▶ **DATASET**:

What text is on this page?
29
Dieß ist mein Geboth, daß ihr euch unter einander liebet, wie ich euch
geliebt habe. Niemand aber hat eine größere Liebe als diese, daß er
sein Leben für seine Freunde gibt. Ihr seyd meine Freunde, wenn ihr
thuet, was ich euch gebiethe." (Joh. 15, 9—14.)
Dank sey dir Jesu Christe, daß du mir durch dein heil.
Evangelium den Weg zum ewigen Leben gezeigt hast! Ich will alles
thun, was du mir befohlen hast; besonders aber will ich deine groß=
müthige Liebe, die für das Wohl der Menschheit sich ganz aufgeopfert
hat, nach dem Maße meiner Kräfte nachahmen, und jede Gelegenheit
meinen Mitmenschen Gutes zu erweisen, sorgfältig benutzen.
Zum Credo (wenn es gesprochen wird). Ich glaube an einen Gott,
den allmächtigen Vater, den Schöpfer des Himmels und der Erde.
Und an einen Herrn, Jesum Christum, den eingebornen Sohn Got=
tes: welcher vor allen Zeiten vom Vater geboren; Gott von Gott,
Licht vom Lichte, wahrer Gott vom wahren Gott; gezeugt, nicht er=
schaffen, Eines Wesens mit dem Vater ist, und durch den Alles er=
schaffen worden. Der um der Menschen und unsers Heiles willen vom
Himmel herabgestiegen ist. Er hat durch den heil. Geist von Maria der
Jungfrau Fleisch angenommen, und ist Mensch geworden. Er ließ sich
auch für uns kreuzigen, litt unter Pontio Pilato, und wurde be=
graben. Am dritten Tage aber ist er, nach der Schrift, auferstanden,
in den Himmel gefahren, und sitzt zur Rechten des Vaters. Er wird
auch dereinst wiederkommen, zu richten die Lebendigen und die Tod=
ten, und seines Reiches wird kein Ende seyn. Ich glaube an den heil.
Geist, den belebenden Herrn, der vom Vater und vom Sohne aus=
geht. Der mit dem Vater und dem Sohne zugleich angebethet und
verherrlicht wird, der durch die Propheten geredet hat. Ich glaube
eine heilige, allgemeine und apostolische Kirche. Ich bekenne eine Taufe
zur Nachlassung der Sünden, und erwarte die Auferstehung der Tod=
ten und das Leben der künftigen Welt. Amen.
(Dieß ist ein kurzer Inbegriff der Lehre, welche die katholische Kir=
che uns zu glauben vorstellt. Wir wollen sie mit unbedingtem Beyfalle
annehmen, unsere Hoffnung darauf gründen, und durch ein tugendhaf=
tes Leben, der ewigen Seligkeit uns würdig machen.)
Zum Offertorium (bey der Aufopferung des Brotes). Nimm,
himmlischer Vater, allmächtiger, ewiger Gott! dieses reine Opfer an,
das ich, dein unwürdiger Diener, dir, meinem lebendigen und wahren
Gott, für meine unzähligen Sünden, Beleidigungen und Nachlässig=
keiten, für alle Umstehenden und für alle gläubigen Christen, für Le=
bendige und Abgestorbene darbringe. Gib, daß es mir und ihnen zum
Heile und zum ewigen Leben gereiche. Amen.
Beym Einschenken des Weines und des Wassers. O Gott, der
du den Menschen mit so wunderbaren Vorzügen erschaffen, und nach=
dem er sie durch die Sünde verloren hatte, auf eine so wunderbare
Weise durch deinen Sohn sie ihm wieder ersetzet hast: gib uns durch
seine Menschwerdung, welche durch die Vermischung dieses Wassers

▶ **WHAT YOU ARE ASKED TO DO**:
Each of the entries above is to be repeated exactly.

▶ **COMPLETED TASK**:
What text is on this page?
29
Dieß ist mein Geboth, daß ihr euch unter einander liebet, wie ich euch
geliebt habe. Niemand aber hat eine größere Liebe als diese, daß er
sein Leben für seine Freunde gibt. Ihr seyd meine Freunde, wenn ihr
thuet, was ich euch gebiethe." (Joh. 15, 9—14.)
Dank sey dir Jesu Christe, daß du mir durch dein heil.
Evangelium den Weg zum ewigen Leben gezeigt hast! Ich will alles
thun, was du mir befohlen hast; besonders aber will ich deine groß=
müthige Liebe, die für das Wohl der Menschheit sich ganz aufgeopfert
hat, nach dem Maße meiner Kräfte nachahmen, und jede Gelegenheit
meinen Mitmenschen Gutes zu erweisen, sorgfältig benutzen.
Zum Credo (wenn es gesprochen wird). Ich glaube an einen Gott,
den allmächtigen Vater, den Schöpfer des Himmels und der Erde.
Und an einen Herrn, Jesum Christum, den eingebornen Sohn Got=
tes: welcher vor allen Zeiten vom Vater geboren; Gott von Gott,
Licht vom Lichte, wahrer Gott vom wahren Gott; gezeugt, nicht er=
schaffen, Eines Wesens mit dem Vater ist, und durch den Alles er=
schaffen worden. Der um der Menschen und unsers Heiles willen vom
Himmel herabgestiegen ist. Er hat durch den heil. Geist von Maria der
Jungfrau Fleisch angenommen, und ist Mensch geworden. Er ließ sich
auch für uns kreuzigen, litt unter Pontio Pilato, und wurde be=
graben. Am dritten Tage aber ist er, nach der Schrift, auferstanden,
in den Himmel gefahren, und sitzt zur Rechten des Vaters. Er wird
auch dereinst wiederkommen, zu richten die Lebendigen und die Tod=
ten, und seines Reiches wird kein Ende seyn. Ich glaube an den heil.
Geist, den belebenden Herrn, der vom Vater und vom Sohne aus=
geht. Der mit dem Vater und dem Sohne zugleich angebethet und
verherrlicht wird, der durch die Propheten geredet hat. Ich glaube
eine heilige, allgemeine und apostolische Kirche. Ich bekenne eine Taufe
zur Nachlassung der Sünden, und erwarte die Auferstehung der Tod=
ten und das Leben der künftigen Welt. Amen.
(Dieß ist ein kurzer Inbegriff der Lehre, welche die katholische Kir=
che uns zu glauben vorstellt. Wir wollen sie mit unbedingtem Beyfalle
annehmen, unsere Hoffnung darauf gründen, und durch ein tugendhaf=
tes Leben, der ewigen Seligkeit uns würdig machen.)
Zum Offertorium (bey der Aufopferung des Brotes). Nimm,
himmlischer Vater, allmächtiger, ewiger Gott! dieses reine Opfer an,
das ich, dein unwürdiger Diener, dir, meinem lebendigen und wahren
Gott, für meine unzähligen Sünden, Beleidigungen und Nachlässig=
keiten, für alle Umstehenden und für alle gläubigen Christen, für Le=
bendige und Abgestorbene darbringe. Gib, daß es mir und ihnen zum
Heile und zum ewigen Leben gereiche. Amen.
Beym Einschenken des Weines und des Wassers. O Gott, der
du den Menschen mit so wunderbaren Vorzügen erschaffen, und nach=
dem er sie durch die Sünde verloren hatte, auf eine so wunderbare
Weise durch deinen Sohn sie ihm wieder ersetzet hast: gib uns durch
seine Menschwerdung, welche durch die Vermischung dieses Wassers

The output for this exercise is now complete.